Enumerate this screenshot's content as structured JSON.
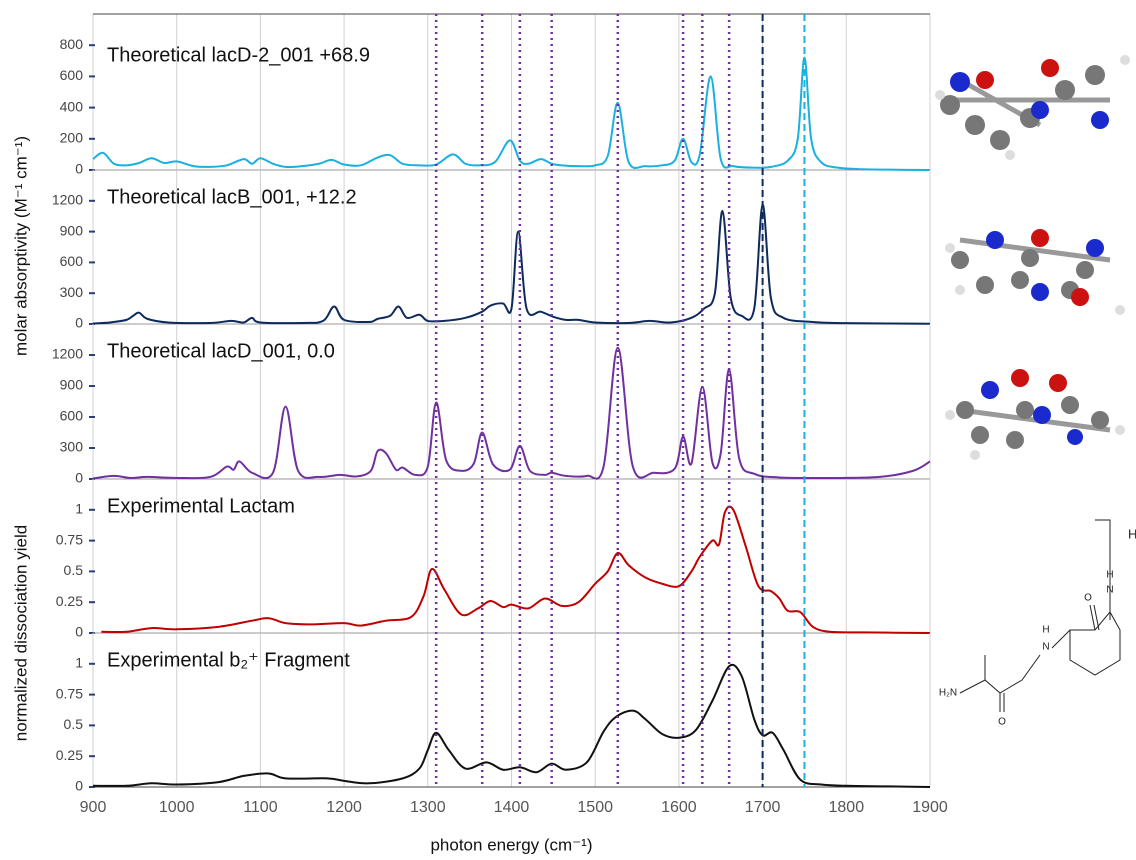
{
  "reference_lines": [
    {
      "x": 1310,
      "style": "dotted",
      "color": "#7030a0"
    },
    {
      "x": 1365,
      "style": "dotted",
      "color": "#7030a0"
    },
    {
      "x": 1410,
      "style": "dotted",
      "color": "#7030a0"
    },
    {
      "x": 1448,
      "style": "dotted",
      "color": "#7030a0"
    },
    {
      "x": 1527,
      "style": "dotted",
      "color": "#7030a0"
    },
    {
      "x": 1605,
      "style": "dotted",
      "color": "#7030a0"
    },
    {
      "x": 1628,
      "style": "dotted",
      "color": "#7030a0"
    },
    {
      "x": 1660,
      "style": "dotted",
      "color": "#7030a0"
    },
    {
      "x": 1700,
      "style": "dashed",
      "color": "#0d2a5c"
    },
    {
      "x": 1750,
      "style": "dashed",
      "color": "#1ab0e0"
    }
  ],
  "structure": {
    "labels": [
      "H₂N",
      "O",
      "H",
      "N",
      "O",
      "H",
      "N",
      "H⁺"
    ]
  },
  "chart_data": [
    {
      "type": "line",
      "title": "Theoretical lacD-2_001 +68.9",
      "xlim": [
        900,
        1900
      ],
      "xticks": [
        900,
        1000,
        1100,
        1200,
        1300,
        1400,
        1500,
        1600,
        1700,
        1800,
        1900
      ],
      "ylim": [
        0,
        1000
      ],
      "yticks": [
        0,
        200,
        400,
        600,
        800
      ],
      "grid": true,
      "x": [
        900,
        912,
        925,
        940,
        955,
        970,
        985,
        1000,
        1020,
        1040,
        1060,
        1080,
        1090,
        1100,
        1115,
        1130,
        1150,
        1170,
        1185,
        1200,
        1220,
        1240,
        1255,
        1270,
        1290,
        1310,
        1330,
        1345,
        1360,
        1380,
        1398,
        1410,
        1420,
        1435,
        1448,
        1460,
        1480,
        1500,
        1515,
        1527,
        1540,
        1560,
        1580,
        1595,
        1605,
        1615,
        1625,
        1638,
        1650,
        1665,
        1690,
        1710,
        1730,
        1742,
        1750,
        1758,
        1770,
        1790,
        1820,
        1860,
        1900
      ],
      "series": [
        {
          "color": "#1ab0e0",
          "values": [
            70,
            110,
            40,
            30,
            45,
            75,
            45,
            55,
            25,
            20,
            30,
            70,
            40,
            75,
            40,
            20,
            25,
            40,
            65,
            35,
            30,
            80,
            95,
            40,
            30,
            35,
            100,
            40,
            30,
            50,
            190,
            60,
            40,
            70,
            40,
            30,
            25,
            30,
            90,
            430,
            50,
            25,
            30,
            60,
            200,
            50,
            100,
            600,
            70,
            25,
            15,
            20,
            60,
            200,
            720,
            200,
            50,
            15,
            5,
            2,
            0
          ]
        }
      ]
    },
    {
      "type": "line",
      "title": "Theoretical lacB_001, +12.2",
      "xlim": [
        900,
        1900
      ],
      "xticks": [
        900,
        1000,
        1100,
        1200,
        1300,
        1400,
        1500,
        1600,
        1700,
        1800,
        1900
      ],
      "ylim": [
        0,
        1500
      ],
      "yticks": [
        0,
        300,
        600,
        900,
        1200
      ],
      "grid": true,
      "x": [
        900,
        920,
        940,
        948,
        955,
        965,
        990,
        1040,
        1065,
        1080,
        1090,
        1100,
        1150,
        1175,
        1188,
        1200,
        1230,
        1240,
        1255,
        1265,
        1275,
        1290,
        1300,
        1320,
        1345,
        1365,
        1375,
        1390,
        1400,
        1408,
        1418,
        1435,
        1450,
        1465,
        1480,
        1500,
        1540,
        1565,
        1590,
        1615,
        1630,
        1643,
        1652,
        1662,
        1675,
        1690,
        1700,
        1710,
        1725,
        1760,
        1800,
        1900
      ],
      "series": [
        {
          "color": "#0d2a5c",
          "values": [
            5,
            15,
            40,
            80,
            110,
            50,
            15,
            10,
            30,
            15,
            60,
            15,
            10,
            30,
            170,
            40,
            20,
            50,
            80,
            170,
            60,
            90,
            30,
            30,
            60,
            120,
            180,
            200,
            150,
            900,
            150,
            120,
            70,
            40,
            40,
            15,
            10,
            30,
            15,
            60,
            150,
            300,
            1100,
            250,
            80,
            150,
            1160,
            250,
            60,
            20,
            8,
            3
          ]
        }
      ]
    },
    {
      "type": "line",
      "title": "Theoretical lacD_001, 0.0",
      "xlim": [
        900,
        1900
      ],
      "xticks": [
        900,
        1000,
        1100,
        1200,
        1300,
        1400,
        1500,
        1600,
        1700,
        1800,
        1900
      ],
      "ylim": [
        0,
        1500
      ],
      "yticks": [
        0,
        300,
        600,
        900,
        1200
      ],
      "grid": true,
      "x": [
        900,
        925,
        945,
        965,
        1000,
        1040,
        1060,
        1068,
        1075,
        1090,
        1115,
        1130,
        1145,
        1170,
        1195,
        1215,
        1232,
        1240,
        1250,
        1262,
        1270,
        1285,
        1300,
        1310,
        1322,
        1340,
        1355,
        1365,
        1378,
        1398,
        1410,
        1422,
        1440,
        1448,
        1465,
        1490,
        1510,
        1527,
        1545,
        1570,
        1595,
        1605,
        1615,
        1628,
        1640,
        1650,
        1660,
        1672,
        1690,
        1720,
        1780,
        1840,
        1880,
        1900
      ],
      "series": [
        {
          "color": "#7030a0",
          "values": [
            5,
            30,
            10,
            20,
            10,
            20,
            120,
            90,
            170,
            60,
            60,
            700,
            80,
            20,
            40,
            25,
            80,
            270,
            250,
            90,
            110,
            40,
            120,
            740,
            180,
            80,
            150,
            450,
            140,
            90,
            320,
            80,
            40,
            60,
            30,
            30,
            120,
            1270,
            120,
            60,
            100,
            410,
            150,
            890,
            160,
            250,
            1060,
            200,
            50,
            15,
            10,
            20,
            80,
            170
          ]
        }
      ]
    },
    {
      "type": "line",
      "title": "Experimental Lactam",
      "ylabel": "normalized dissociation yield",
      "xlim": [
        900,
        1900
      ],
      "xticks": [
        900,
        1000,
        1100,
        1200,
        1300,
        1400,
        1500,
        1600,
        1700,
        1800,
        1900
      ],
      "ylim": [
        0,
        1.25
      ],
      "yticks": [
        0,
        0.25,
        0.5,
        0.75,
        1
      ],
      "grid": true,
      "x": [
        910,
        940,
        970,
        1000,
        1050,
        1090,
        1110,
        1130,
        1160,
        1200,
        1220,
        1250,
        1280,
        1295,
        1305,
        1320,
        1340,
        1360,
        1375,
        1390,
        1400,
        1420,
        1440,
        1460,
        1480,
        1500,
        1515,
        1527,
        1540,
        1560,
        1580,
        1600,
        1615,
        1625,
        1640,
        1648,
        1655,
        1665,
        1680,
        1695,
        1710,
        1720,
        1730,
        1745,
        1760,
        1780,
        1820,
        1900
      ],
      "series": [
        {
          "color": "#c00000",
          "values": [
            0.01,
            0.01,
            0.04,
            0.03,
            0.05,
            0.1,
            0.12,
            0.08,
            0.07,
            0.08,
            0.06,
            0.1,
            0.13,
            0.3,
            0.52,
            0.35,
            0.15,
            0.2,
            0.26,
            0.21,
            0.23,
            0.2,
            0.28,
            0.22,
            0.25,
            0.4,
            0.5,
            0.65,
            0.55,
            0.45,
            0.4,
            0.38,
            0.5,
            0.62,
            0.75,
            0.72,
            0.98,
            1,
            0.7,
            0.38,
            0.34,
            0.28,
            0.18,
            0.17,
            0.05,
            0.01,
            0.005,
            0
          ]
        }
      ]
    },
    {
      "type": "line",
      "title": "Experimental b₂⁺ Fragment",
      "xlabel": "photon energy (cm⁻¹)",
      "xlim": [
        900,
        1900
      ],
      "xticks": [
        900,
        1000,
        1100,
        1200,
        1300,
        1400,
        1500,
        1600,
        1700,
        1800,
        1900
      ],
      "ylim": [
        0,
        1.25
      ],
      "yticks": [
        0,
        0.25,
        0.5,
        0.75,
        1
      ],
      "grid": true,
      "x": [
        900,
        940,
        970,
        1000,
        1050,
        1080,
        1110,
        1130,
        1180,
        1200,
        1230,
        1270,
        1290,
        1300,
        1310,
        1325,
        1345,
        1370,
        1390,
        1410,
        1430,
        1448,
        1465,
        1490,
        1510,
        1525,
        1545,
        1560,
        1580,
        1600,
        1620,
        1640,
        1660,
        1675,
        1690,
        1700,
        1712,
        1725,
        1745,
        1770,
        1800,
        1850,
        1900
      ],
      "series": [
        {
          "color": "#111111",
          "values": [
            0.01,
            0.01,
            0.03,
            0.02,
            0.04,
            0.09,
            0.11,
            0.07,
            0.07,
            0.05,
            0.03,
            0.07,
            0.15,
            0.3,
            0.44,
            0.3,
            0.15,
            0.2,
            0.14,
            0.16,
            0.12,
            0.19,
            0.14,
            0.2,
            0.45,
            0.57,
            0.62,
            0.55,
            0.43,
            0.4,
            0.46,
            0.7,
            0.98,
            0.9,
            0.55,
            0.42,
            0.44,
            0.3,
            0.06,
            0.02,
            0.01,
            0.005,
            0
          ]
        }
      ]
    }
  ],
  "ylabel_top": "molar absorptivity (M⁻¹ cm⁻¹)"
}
...
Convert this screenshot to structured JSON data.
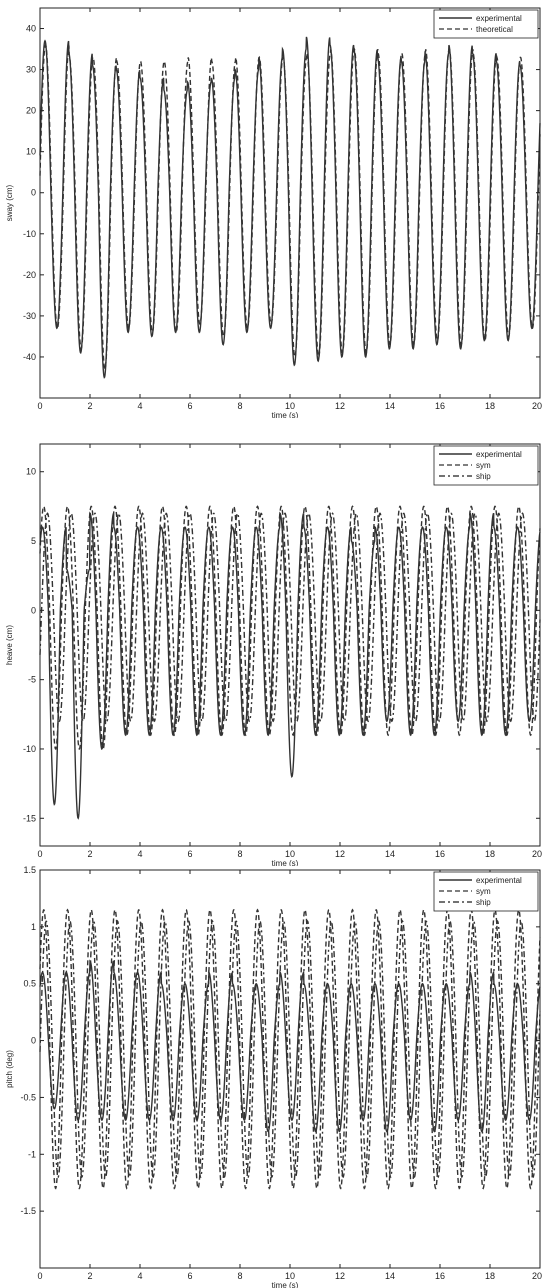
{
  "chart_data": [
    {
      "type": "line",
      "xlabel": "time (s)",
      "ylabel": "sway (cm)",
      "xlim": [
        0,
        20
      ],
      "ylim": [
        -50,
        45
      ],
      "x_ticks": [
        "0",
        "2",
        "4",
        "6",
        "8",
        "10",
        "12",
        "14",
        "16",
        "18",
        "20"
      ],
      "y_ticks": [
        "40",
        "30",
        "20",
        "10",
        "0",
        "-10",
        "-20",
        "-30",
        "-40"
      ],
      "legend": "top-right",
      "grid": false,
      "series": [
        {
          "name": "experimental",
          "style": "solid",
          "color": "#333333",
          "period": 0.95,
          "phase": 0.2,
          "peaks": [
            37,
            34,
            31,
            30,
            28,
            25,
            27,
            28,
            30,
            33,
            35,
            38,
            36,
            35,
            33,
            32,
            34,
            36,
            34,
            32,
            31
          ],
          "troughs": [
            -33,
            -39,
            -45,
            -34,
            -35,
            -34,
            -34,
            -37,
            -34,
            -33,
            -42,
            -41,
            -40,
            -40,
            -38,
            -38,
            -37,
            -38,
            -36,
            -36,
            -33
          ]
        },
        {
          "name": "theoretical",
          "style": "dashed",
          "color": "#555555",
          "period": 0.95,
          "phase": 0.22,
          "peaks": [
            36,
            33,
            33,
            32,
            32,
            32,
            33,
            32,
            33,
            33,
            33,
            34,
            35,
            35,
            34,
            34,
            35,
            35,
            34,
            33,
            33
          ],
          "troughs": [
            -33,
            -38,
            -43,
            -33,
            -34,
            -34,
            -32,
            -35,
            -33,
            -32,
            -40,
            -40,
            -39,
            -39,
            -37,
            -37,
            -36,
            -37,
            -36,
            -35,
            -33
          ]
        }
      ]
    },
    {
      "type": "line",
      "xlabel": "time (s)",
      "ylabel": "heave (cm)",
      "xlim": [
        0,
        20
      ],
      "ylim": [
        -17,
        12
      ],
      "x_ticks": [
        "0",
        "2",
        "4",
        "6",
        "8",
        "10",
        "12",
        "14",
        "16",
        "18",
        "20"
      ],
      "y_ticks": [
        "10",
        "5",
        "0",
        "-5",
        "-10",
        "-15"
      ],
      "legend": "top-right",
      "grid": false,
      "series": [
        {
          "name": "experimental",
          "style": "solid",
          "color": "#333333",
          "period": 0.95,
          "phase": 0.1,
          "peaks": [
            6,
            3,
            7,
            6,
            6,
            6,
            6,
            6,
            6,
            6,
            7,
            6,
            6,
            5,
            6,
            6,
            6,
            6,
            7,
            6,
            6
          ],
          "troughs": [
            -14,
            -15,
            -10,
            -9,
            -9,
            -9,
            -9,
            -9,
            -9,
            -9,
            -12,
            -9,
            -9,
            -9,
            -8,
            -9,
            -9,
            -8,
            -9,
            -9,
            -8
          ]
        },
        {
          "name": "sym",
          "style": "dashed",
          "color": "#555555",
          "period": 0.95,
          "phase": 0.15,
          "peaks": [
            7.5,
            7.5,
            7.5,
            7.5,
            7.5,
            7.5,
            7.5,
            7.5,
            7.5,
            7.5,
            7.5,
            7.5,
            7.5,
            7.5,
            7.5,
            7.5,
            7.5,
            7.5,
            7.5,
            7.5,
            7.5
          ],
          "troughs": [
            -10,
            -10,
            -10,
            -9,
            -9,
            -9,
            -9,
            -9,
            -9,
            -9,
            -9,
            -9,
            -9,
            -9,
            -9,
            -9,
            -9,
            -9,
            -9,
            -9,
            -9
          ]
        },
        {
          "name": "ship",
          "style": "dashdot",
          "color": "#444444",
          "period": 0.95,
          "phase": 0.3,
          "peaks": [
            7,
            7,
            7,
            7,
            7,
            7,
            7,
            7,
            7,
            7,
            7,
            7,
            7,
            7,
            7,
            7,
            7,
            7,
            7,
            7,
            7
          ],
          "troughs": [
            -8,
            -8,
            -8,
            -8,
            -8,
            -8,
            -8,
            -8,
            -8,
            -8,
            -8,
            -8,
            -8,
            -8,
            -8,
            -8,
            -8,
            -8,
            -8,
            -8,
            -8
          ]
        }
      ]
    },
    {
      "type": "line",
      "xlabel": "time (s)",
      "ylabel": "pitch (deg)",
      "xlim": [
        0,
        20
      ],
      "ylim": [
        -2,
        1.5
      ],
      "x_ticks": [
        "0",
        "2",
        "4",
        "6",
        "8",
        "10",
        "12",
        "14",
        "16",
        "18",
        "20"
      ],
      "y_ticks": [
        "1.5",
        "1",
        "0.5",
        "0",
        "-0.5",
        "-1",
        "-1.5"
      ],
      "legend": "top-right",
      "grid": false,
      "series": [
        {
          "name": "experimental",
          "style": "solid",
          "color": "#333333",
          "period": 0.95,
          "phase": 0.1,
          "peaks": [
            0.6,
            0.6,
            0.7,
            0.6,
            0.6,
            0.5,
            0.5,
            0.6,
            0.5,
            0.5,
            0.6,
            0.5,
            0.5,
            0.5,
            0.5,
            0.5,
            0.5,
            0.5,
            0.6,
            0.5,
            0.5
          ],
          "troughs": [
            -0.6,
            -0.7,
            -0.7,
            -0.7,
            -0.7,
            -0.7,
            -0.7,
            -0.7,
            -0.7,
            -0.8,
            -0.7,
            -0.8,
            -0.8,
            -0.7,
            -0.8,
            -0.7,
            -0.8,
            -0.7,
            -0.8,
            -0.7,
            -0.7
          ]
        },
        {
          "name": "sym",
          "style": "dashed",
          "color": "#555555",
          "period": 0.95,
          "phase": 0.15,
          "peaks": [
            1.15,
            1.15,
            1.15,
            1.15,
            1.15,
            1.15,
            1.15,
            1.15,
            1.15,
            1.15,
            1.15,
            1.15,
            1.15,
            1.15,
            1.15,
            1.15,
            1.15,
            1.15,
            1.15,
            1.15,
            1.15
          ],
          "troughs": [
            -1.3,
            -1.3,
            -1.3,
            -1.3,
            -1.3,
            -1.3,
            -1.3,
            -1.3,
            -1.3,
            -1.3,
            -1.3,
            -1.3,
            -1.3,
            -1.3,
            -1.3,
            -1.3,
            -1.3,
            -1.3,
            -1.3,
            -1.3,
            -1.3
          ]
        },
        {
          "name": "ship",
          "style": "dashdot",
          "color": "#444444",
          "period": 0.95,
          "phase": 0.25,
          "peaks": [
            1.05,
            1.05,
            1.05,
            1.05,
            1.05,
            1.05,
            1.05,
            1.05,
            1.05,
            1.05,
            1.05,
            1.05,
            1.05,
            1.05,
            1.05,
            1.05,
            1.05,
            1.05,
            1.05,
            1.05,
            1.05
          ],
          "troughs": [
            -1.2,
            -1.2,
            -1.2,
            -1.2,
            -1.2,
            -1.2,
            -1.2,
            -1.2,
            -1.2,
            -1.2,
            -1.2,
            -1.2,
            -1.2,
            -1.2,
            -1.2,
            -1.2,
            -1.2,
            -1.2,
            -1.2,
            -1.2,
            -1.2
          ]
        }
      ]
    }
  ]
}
---
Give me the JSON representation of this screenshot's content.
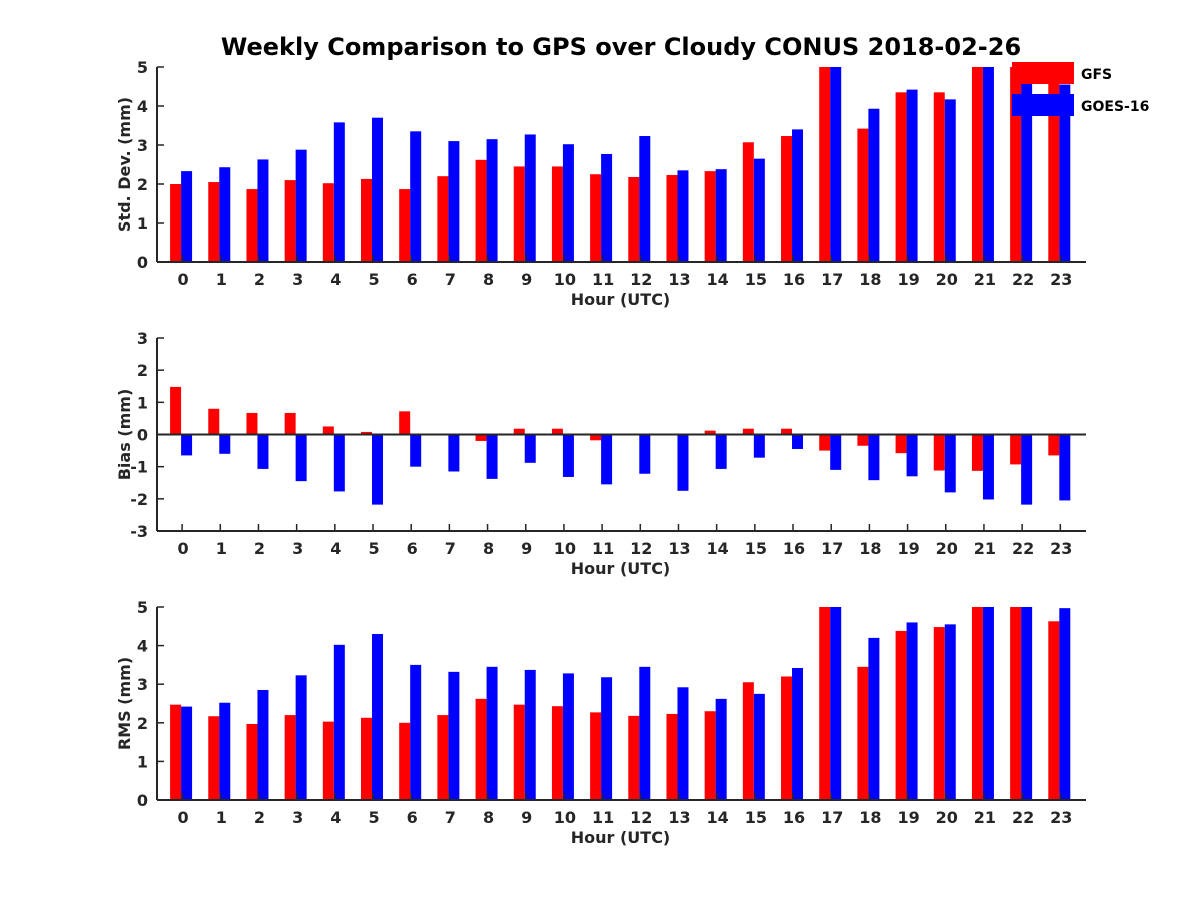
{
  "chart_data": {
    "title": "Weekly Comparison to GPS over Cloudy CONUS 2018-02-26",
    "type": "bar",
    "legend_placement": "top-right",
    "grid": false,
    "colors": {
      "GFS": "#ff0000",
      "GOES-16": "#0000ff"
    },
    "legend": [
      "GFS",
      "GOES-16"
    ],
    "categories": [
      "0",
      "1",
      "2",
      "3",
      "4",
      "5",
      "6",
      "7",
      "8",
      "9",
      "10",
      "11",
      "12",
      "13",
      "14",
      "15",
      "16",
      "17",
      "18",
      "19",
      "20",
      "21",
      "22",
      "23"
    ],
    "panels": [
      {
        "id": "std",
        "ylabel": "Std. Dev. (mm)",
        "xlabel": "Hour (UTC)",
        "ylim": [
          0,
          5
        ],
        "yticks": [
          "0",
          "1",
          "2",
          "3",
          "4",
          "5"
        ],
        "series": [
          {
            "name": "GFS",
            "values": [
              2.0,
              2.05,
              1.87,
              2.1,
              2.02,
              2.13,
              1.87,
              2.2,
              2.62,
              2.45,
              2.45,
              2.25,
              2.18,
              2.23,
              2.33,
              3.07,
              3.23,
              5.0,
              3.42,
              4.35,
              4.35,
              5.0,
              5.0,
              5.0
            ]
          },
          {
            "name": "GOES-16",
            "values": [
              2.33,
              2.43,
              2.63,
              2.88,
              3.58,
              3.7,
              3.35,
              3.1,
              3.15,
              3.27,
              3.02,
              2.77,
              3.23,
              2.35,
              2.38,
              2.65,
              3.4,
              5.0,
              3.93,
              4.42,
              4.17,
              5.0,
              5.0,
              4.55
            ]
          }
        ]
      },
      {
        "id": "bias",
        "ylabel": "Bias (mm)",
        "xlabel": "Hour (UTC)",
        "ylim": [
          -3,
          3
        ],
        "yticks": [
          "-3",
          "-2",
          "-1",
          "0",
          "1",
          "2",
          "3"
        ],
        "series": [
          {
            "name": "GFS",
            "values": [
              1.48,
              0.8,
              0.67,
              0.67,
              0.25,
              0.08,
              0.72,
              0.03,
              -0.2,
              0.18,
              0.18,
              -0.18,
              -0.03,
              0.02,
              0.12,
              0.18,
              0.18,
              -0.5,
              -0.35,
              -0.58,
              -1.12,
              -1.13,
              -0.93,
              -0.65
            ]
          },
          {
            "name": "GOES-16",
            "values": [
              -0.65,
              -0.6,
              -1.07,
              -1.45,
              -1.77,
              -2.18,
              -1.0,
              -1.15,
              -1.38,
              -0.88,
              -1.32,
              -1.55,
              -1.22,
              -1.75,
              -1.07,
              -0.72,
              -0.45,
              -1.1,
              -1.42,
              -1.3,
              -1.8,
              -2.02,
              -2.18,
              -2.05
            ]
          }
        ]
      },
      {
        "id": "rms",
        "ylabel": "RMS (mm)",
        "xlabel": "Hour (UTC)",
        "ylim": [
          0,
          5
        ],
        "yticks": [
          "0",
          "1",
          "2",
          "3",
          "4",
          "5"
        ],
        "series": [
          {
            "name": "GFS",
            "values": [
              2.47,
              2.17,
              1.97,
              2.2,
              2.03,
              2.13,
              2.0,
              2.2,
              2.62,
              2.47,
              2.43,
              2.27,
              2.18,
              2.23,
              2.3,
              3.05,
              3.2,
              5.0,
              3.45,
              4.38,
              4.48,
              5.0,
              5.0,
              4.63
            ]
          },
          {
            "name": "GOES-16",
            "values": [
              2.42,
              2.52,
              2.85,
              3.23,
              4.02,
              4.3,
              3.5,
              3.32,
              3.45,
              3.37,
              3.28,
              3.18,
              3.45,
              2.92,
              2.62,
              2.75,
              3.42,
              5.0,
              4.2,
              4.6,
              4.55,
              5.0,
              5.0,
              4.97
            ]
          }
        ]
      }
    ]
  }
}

EXERCISE TASK: Gather from the records above every line containing the string "content".

CORRECT OUTPUT:
Enumerate this screenshot's content as structured JSON.
Give me the JSON representation of this screenshot's content.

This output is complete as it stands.